Segment Start: SUPPLIED TEXT
James Massola, Jakarta – The former governor of Indonesia's capital will be released from prison on Thursday, nearly two years after being jailed for blasphemy against Islam.
And Basuki Tjahaja Purnama, who is commonly known as Ahok, is widely tipped to re-enter Indonesian politics – though that is unlikely to happen until after the April 17 presidential election, according to his long-time friend and human rights campaigner Andreas Harsono.
Ahok, who is an ethnically Chinese Christian, took over as governor of Jakarta when Joko Widodo was elected President in 2014.
In September 2016, Ahok was accused of blasphemy after he suggested a verse of the Koran did not state that Muslims could not be led by a non-Muslim.
The comments triggered sprawling, violent street protests by hardline Islamists, a high-profile trial, Ahok's shock conviction in May 2017, and struck a blow against pluralism and tolerance in Indonesia that is still being felt more than two years later.
Harsono, who is a researcher for Human Rights Watch Indonesia, suggested Ahok would not quit politics but that "we are in a wait-and-see moment" and that an immediate return was unlikely.
Segment End: SUPPLIED TEXT
Segment Start: EXCERPTED RECORDS
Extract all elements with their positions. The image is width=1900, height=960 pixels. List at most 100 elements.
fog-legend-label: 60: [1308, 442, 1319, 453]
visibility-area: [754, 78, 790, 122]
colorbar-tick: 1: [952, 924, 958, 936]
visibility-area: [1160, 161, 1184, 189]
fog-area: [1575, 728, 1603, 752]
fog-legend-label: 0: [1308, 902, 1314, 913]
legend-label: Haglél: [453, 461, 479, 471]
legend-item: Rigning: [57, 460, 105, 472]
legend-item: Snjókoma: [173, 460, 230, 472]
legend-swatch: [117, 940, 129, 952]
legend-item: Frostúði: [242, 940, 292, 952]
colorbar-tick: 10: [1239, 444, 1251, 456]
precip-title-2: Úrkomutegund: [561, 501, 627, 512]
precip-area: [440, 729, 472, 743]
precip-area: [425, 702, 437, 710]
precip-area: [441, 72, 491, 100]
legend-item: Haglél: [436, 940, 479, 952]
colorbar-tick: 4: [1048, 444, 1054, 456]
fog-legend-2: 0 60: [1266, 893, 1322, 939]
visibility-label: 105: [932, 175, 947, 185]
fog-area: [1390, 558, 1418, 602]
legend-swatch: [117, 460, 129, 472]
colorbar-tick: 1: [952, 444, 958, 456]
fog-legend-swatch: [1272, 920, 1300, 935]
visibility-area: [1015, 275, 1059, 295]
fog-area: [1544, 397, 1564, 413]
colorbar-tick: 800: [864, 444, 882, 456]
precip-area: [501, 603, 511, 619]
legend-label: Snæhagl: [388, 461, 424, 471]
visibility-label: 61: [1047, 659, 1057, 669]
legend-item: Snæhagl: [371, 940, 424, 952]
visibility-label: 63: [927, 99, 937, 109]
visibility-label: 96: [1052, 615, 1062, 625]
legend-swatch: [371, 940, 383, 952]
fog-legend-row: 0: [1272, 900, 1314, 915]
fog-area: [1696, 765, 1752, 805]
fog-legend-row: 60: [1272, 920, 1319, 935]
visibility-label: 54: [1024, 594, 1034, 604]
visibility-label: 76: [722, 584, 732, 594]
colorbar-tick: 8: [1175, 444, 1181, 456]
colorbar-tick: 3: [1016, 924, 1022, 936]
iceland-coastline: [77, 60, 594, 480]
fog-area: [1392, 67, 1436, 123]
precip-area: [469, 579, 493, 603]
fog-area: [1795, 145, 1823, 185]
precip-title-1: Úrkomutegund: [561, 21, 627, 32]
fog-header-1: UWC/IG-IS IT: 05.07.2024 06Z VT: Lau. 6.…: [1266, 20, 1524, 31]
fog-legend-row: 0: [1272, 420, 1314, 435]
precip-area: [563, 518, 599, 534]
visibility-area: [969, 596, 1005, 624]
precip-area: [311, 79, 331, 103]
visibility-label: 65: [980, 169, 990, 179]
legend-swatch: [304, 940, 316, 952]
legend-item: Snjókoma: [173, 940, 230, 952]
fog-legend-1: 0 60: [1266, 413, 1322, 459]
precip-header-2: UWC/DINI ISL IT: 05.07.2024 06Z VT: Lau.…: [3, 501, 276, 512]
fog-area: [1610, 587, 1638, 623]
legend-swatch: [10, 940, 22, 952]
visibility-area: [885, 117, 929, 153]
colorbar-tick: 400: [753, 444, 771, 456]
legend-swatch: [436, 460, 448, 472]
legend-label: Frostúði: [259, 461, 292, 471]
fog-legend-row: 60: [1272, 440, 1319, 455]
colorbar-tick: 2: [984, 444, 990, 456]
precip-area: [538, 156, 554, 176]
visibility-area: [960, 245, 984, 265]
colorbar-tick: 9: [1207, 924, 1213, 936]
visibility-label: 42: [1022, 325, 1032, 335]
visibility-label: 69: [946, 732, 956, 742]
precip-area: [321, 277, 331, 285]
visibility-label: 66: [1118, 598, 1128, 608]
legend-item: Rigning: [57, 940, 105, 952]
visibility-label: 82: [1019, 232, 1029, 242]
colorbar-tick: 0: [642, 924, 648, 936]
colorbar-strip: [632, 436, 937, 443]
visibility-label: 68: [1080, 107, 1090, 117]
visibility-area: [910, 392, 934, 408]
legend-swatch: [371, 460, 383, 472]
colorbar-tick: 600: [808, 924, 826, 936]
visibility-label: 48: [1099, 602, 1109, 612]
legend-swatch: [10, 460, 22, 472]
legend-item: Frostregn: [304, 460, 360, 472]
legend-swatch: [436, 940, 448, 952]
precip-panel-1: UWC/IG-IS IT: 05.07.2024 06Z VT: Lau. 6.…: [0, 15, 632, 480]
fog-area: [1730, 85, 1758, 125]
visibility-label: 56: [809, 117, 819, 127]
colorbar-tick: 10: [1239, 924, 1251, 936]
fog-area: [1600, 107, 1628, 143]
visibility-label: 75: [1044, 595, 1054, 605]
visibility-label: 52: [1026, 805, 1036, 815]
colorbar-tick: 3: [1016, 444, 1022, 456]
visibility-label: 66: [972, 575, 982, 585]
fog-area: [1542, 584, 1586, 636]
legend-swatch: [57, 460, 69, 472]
Segment End: EXCERPTED RECORDS
** PROBLEMS AND TASKS **
(a) Which people are named in the article about Ahok? List each one.
(b) In the article about Ahok, in what month and year was Ahok convicted?
(c) Repeat the stretch of the article about Ahok from "James Massola, Jakarta" through "by a non-Muslim.".

** TASK-BY-TASK SOLUTIONS **
(a)
James Massola
Basuki Tjahaja Purnama (Ahok)
Joko Widodo
Andreas Harsono

(b) May 2017.

(c)
James Massola, Jakarta – The former governor of Indonesia's capital will be released from prison on Thursday, nearly two years after being jailed for blasphemy against Islam.
And Basuki Tjahaja Purnama, who is commonly known as Ahok, is widely tipped to re-enter Indonesian politics – though that is unlikely to happen until after the April 17 presidential election, according to his long-time friend and human rights campaigner Andreas Harsono.
Ahok, who is an ethnically Chinese Christian, took over as governor of Jakarta when Joko Widodo was elected President in 2014.
In September 2016, Ahok was accused of blasphemy after he suggested a verse of the Koran did not state that Muslims could not be led by a non-Muslim.